=== Exercise task ===
The data below should be printed in full, exactly, and without any of its images.
────────────────────
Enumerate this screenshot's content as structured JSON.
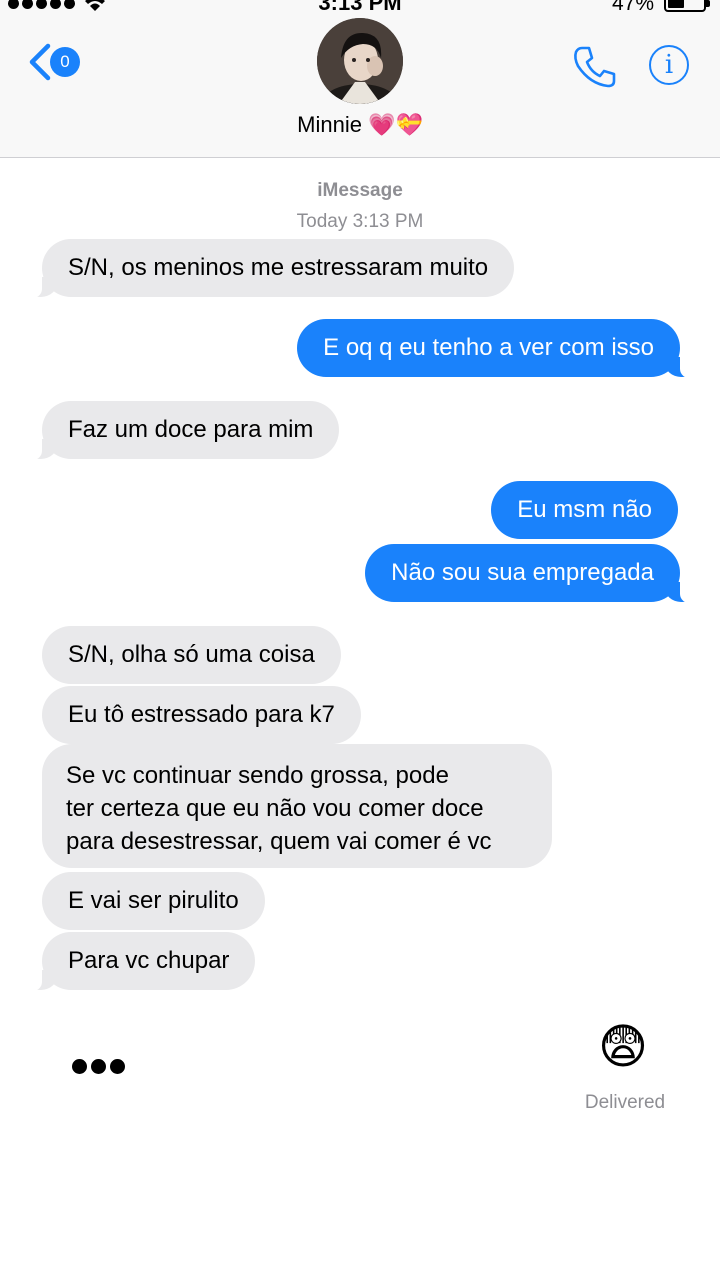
{
  "status_bar": {
    "time": "3:13 PM",
    "battery": "47%"
  },
  "header": {
    "back_count": "0",
    "contact_name": "Minnie 💗💝"
  },
  "thread": {
    "service": "iMessage",
    "timestamp": "Today 3:13 PM",
    "messages": [
      {
        "dir": "in",
        "text": "S/N, os meninos me estressaram muito"
      },
      {
        "dir": "out",
        "text": "E oq q eu tenho a ver com isso"
      },
      {
        "dir": "in",
        "text": "Faz um doce para mim"
      },
      {
        "dir": "out",
        "text": "Eu msm não"
      },
      {
        "dir": "out",
        "text": "Não sou sua empregada"
      },
      {
        "dir": "in",
        "text": "S/N, olha só uma coisa"
      },
      {
        "dir": "in",
        "text": "Eu tô estressado para k7"
      },
      {
        "dir": "in",
        "lines": [
          "Se vc continuar sendo grossa, pode",
          "ter certeza que eu não vou comer doce",
          "para desestressar, quem vai comer é vc"
        ]
      },
      {
        "dir": "in",
        "text": "E vai ser pirulito"
      },
      {
        "dir": "in",
        "text": "Para vc chupar"
      }
    ],
    "last_sent_emoji": "😨",
    "delivered_label": "Delivered"
  },
  "colors": {
    "accent": "#1a82fb",
    "incoming_bubble": "#e9e9eb",
    "meta_text": "#8e8e93"
  },
  "icons": [
    "back-chevron-icon",
    "phone-icon",
    "info-icon",
    "wifi-icon",
    "typing-indicator-icon"
  ]
}
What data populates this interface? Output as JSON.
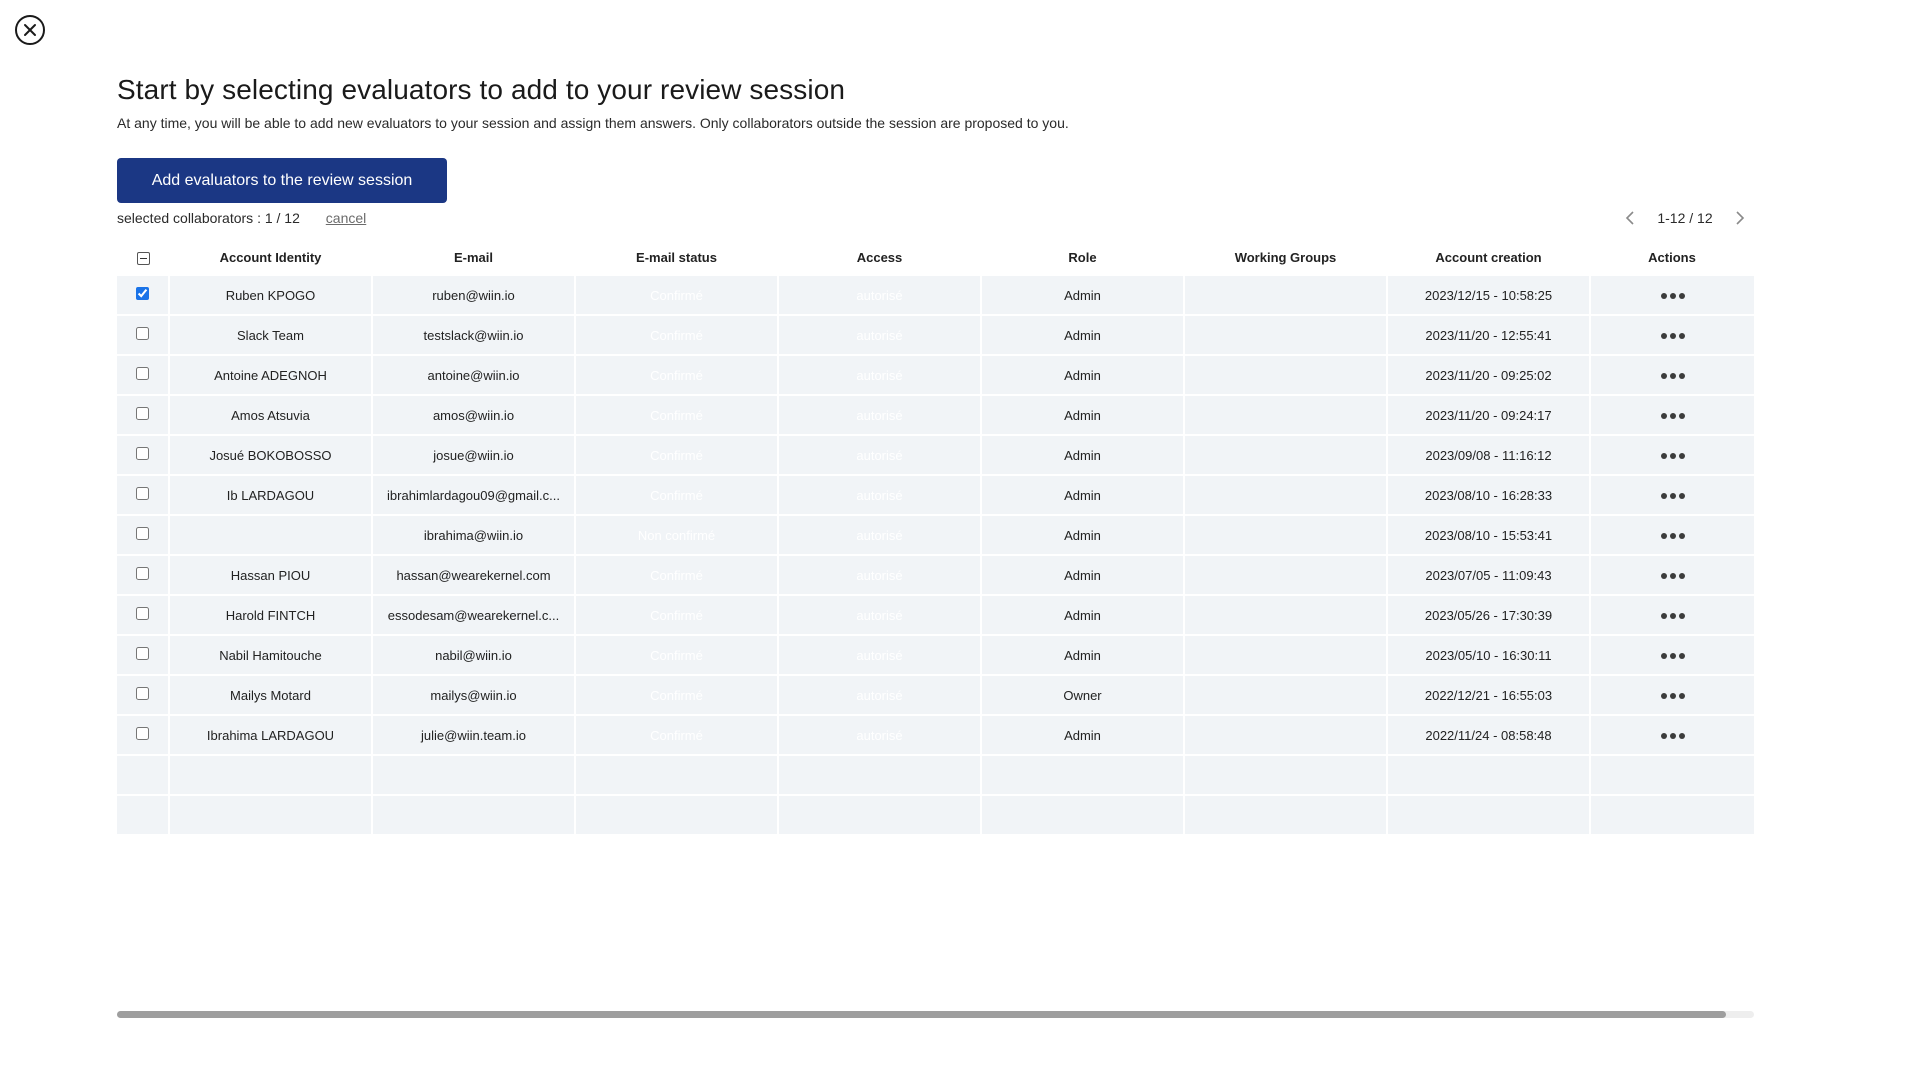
{
  "close": {
    "icon": "close-icon"
  },
  "header": {
    "title": "Start by selecting evaluators to add to your review session",
    "subtitle": "At any time, you will be able to add new evaluators to your session and assign them answers. Only collaborators outside the session are proposed to you."
  },
  "toolbar": {
    "add_label": "Add evaluators to the review session",
    "selected_label": "selected collaborators : 1 / 12",
    "cancel_label": "cancel"
  },
  "pagination": {
    "range": "1-12 / 12"
  },
  "table": {
    "columns": [
      "Account Identity",
      "E-mail",
      "E-mail status",
      "Access",
      "Role",
      "Working Groups",
      "Account creation",
      "Actions"
    ],
    "rows": [
      {
        "checked": true,
        "identity": "Ruben KPOGO",
        "email": "ruben@wiin.io",
        "status": "Confirmé",
        "access": "autorisé",
        "role": "Admin",
        "groups": "",
        "created": "2023/12/15 - 10:58:25"
      },
      {
        "checked": false,
        "identity": "Slack Team",
        "email": "testslack@wiin.io",
        "status": "Confirmé",
        "access": "autorisé",
        "role": "Admin",
        "groups": "",
        "created": "2023/11/20 - 12:55:41"
      },
      {
        "checked": false,
        "identity": "Antoine ADEGNOH",
        "email": "antoine@wiin.io",
        "status": "Confirmé",
        "access": "autorisé",
        "role": "Admin",
        "groups": "",
        "created": "2023/11/20 - 09:25:02"
      },
      {
        "checked": false,
        "identity": "Amos Atsuvia",
        "email": "amos@wiin.io",
        "status": "Confirmé",
        "access": "autorisé",
        "role": "Admin",
        "groups": "",
        "created": "2023/11/20 - 09:24:17"
      },
      {
        "checked": false,
        "identity": "Josué BOKOBOSSO",
        "email": "josue@wiin.io",
        "status": "Confirmé",
        "access": "autorisé",
        "role": "Admin",
        "groups": "",
        "created": "2023/09/08 - 11:16:12"
      },
      {
        "checked": false,
        "identity": "Ib LARDAGOU",
        "email": "ibrahimlardagou09@gmail.c...",
        "status": "Confirmé",
        "access": "autorisé",
        "role": "Admin",
        "groups": "",
        "created": "2023/08/10 - 16:28:33"
      },
      {
        "checked": false,
        "identity": "",
        "email": "ibrahima@wiin.io",
        "status": "Non confirmé",
        "access": "autorisé",
        "role": "Admin",
        "groups": "",
        "created": "2023/08/10 - 15:53:41"
      },
      {
        "checked": false,
        "identity": "Hassan PIOU",
        "email": "hassan@wearekernel.com",
        "status": "Confirmé",
        "access": "autorisé",
        "role": "Admin",
        "groups": "",
        "created": "2023/07/05 - 11:09:43"
      },
      {
        "checked": false,
        "identity": "Harold FINTCH",
        "email": "essodesam@wearekernel.c...",
        "status": "Confirmé",
        "access": "autorisé",
        "role": "Admin",
        "groups": "",
        "created": "2023/05/26 - 17:30:39"
      },
      {
        "checked": false,
        "identity": "Nabil Hamitouche",
        "email": "nabil@wiin.io",
        "status": "Confirmé",
        "access": "autorisé",
        "role": "Admin",
        "groups": "",
        "created": "2023/05/10 - 16:30:11"
      },
      {
        "checked": false,
        "identity": "Mailys Motard",
        "email": "mailys@wiin.io",
        "status": "Confirmé",
        "access": "autorisé",
        "role": "Owner",
        "groups": "",
        "created": "2022/12/21 - 16:55:03"
      },
      {
        "checked": false,
        "identity": "Ibrahima LARDAGOU",
        "email": "julie@wiin.team.io",
        "status": "Confirmé",
        "access": "autorisé",
        "role": "Admin",
        "groups": "",
        "created": "2022/11/24 - 08:58:48"
      }
    ]
  },
  "colors": {
    "primary_button": "#1b3784",
    "status_confirmed": "#27c26c",
    "status_unconfirmed": "#ec5424",
    "access_authorized": "#2e77f0",
    "row_background": "#f1f4f7"
  },
  "icons": {
    "prev": "chevron-left-icon",
    "next": "chevron-right-icon",
    "actions": "more-horizontal-icon"
  }
}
────────────────────
=== Task solution ===
Enumerate this screenshot's content as structured JSON.
{
  "status_bar": {
    "time": "3:13 PM",
    "battery": "47%"
  },
  "header": {
    "back_count": "0",
    "contact_name": "Minnie 💗💝"
  },
  "thread": {
    "service": "iMessage",
    "timestamp": "Today 3:13 PM",
    "messages": [
      {
        "dir": "in",
        "text": "S/N, os meninos me estressaram muito"
      },
      {
        "dir": "out",
        "text": "E oq q eu tenho a ver com isso"
      },
      {
        "dir": "in",
        "text": "Faz um doce para mim"
      },
      {
        "dir": "out",
        "text": "Eu msm não"
      },
      {
        "dir": "out",
        "text": "Não sou sua empregada"
      },
      {
        "dir": "in",
        "text": "S/N, olha só uma coisa"
      },
      {
        "dir": "in",
        "text": "Eu tô estressado para k7"
      },
      {
        "dir": "in",
        "lines": [
          "Se vc continuar sendo grossa, pode",
          "ter certeza que eu não vou comer doce",
          "para desestressar, quem vai comer é vc"
        ]
      },
      {
        "dir": "in",
        "text": "E vai ser pirulito"
      },
      {
        "dir": "in",
        "text": "Para vc chupar"
      }
    ],
    "last_sent_emoji": "😨",
    "delivered_label": "Delivered"
  },
  "colors": {
    "accent": "#1a82fb",
    "incoming_bubble": "#e9e9eb",
    "meta_text": "#8e8e93"
  },
  "icons": [
    "back-chevron-icon",
    "phone-icon",
    "info-icon",
    "wifi-icon",
    "typing-indicator-icon"
  ]
}
What data populates this interface? Output as JSON.
{
  "close": {
    "icon": "close-icon"
  },
  "header": {
    "title": "Start by selecting evaluators to add to your review session",
    "subtitle": "At any time, you will be able to add new evaluators to your session and assign them answers. Only collaborators outside the session are proposed to you."
  },
  "toolbar": {
    "add_label": "Add evaluators to the review session",
    "selected_label": "selected collaborators : 1 / 12",
    "cancel_label": "cancel"
  },
  "pagination": {
    "range": "1-12 / 12"
  },
  "table": {
    "columns": [
      "Account Identity",
      "E-mail",
      "E-mail status",
      "Access",
      "Role",
      "Working Groups",
      "Account creation",
      "Actions"
    ],
    "rows": [
      {
        "checked": true,
        "identity": "Ruben KPOGO",
        "email": "ruben@wiin.io",
        "status": "Confirmé",
        "access": "autorisé",
        "role": "Admin",
        "groups": "",
        "created": "2023/12/15 - 10:58:25"
      },
      {
        "checked": false,
        "identity": "Slack Team",
        "email": "testslack@wiin.io",
        "status": "Confirmé",
        "access": "autorisé",
        "role": "Admin",
        "groups": "",
        "created": "2023/11/20 - 12:55:41"
      },
      {
        "checked": false,
        "identity": "Antoine ADEGNOH",
        "email": "antoine@wiin.io",
        "status": "Confirmé",
        "access": "autorisé",
        "role": "Admin",
        "groups": "",
        "created": "2023/11/20 - 09:25:02"
      },
      {
        "checked": false,
        "identity": "Amos Atsuvia",
        "email": "amos@wiin.io",
        "status": "Confirmé",
        "access": "autorisé",
        "role": "Admin",
        "groups": "",
        "created": "2023/11/20 - 09:24:17"
      },
      {
        "checked": false,
        "identity": "Josué BOKOBOSSO",
        "email": "josue@wiin.io",
        "status": "Confirmé",
        "access": "autorisé",
        "role": "Admin",
        "groups": "",
        "created": "2023/09/08 - 11:16:12"
      },
      {
        "checked": false,
        "identity": "Ib LARDAGOU",
        "email": "ibrahimlardagou09@gmail.c...",
        "status": "Confirmé",
        "access": "autorisé",
        "role": "Admin",
        "groups": "",
        "created": "2023/08/10 - 16:28:33"
      },
      {
        "checked": false,
        "identity": "",
        "email": "ibrahima@wiin.io",
        "status": "Non confirmé",
        "access": "autorisé",
        "role": "Admin",
        "groups": "",
        "created": "2023/08/10 - 15:53:41"
      },
      {
        "checked": false,
        "identity": "Hassan PIOU",
        "email": "hassan@wearekernel.com",
        "status": "Confirmé",
        "access": "autorisé",
        "role": "Admin",
        "groups": "",
        "created": "2023/07/05 - 11:09:43"
      },
      {
        "checked": false,
        "identity": "Harold FINTCH",
        "email": "essodesam@wearekernel.c...",
        "status": "Confirmé",
        "access": "autorisé",
        "role": "Admin",
        "groups": "",
        "created": "2023/05/26 - 17:30:39"
      },
      {
        "checked": false,
        "identity": "Nabil Hamitouche",
        "email": "nabil@wiin.io",
        "status": "Confirmé",
        "access": "autorisé",
        "role": "Admin",
        "groups": "",
        "created": "2023/05/10 - 16:30:11"
      },
      {
        "checked": false,
        "identity": "Mailys Motard",
        "email": "mailys@wiin.io",
        "status": "Confirmé",
        "access": "autorisé",
        "role": "Owner",
        "groups": "",
        "created": "2022/12/21 - 16:55:03"
      },
      {
        "checked": false,
        "identity": "Ibrahima LARDAGOU",
        "email": "julie@wiin.team.io",
        "status": "Confirmé",
        "access": "autorisé",
        "role": "Admin",
        "groups": "",
        "created": "2022/11/24 - 08:58:48"
      }
    ]
  },
  "colors": {
    "primary_button": "#1b3784",
    "status_confirmed": "#27c26c",
    "status_unconfirmed": "#ec5424",
    "access_authorized": "#2e77f0",
    "row_background": "#f1f4f7"
  },
  "icons": {
    "prev": "chevron-left-icon",
    "next": "chevron-right-icon",
    "actions": "more-horizontal-icon"
  }
}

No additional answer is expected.